Exactly reproduce the entries, dropping any pictures from your copy.

# start of Provided records

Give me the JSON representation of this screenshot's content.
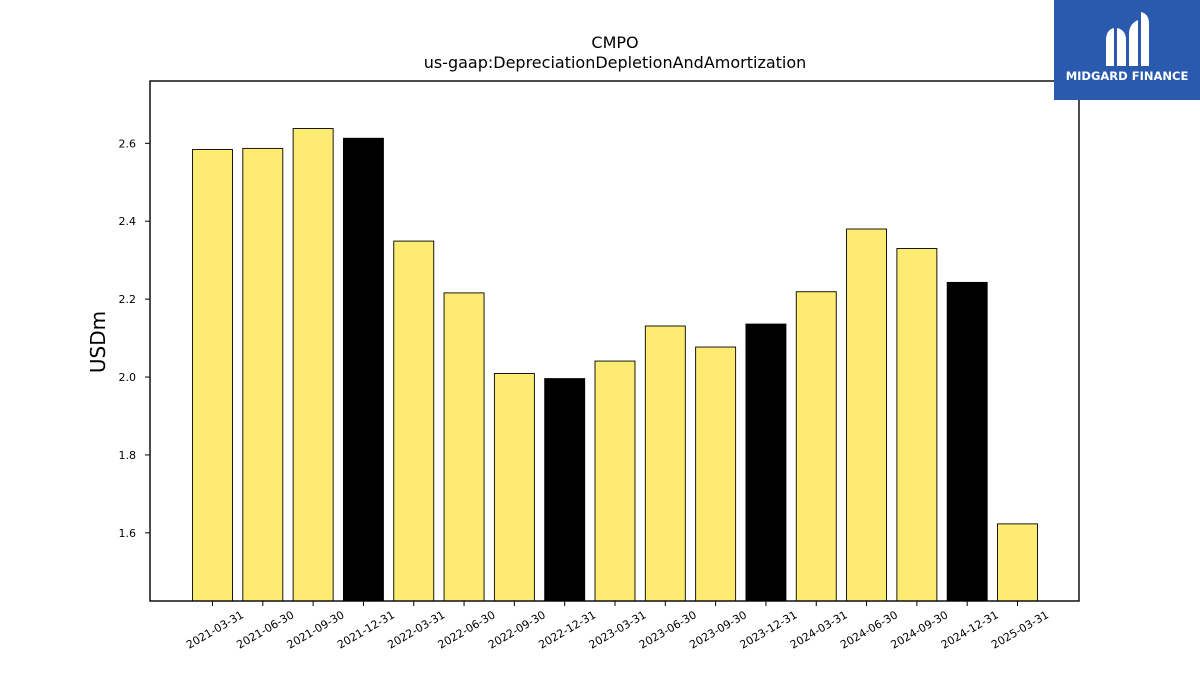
{
  "chart_data": {
    "type": "bar",
    "title": "CMPO",
    "subtitle": "us-gaap:DepreciationDepletionAndAmortization",
    "ylabel": "USDm",
    "xlabel": "",
    "ylim": [
      1.425,
      2.76
    ],
    "yticks": [
      "1.6",
      "1.8",
      "2.0",
      "2.2",
      "2.4",
      "2.6"
    ],
    "categories": [
      "2021-03-31",
      "2021-06-30",
      "2021-09-30",
      "2021-12-31",
      "2022-03-31",
      "2022-06-30",
      "2022-09-30",
      "2022-12-31",
      "2023-03-31",
      "2023-06-30",
      "2023-09-30",
      "2023-12-31",
      "2024-03-31",
      "2024-06-30",
      "2024-09-30",
      "2024-12-31",
      "2025-03-31"
    ],
    "values": [
      2.584,
      2.587,
      2.638,
      2.613,
      2.349,
      2.216,
      2.009,
      1.996,
      2.041,
      2.131,
      2.077,
      2.136,
      2.219,
      2.38,
      2.33,
      2.243,
      1.623
    ],
    "bar_colors": [
      "#FDEB72",
      "#FDEB72",
      "#FDEB72",
      "#000000",
      "#FDEB72",
      "#FDEB72",
      "#FDEB72",
      "#000000",
      "#FDEB72",
      "#FDEB72",
      "#FDEB72",
      "#000000",
      "#FDEB72",
      "#FDEB72",
      "#FDEB72",
      "#000000",
      "#FDEB72"
    ],
    "grid": false,
    "legend": "none"
  },
  "logo": {
    "text": "MIDGARD FINANCE",
    "icon": "midgard-m-logo-icon",
    "background": "#2A5AAE"
  }
}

# end of Provided records

## The output
Give me the JSON representation of this screenshot's content.
{
  "chart_data": {
    "type": "bar",
    "title": "CMPO",
    "subtitle": "us-gaap:DepreciationDepletionAndAmortization",
    "ylabel": "USDm",
    "xlabel": "",
    "ylim": [
      1.425,
      2.76
    ],
    "yticks": [
      "1.6",
      "1.8",
      "2.0",
      "2.2",
      "2.4",
      "2.6"
    ],
    "categories": [
      "2021-03-31",
      "2021-06-30",
      "2021-09-30",
      "2021-12-31",
      "2022-03-31",
      "2022-06-30",
      "2022-09-30",
      "2022-12-31",
      "2023-03-31",
      "2023-06-30",
      "2023-09-30",
      "2023-12-31",
      "2024-03-31",
      "2024-06-30",
      "2024-09-30",
      "2024-12-31",
      "2025-03-31"
    ],
    "values": [
      2.584,
      2.587,
      2.638,
      2.613,
      2.349,
      2.216,
      2.009,
      1.996,
      2.041,
      2.131,
      2.077,
      2.136,
      2.219,
      2.38,
      2.33,
      2.243,
      1.623
    ],
    "bar_colors": [
      "#FDEB72",
      "#FDEB72",
      "#FDEB72",
      "#000000",
      "#FDEB72",
      "#FDEB72",
      "#FDEB72",
      "#000000",
      "#FDEB72",
      "#FDEB72",
      "#FDEB72",
      "#000000",
      "#FDEB72",
      "#FDEB72",
      "#FDEB72",
      "#000000",
      "#FDEB72"
    ],
    "grid": false,
    "legend": "none"
  },
  "logo": {
    "text": "MIDGARD FINANCE",
    "icon": "midgard-m-logo-icon",
    "background": "#2A5AAE"
  }
}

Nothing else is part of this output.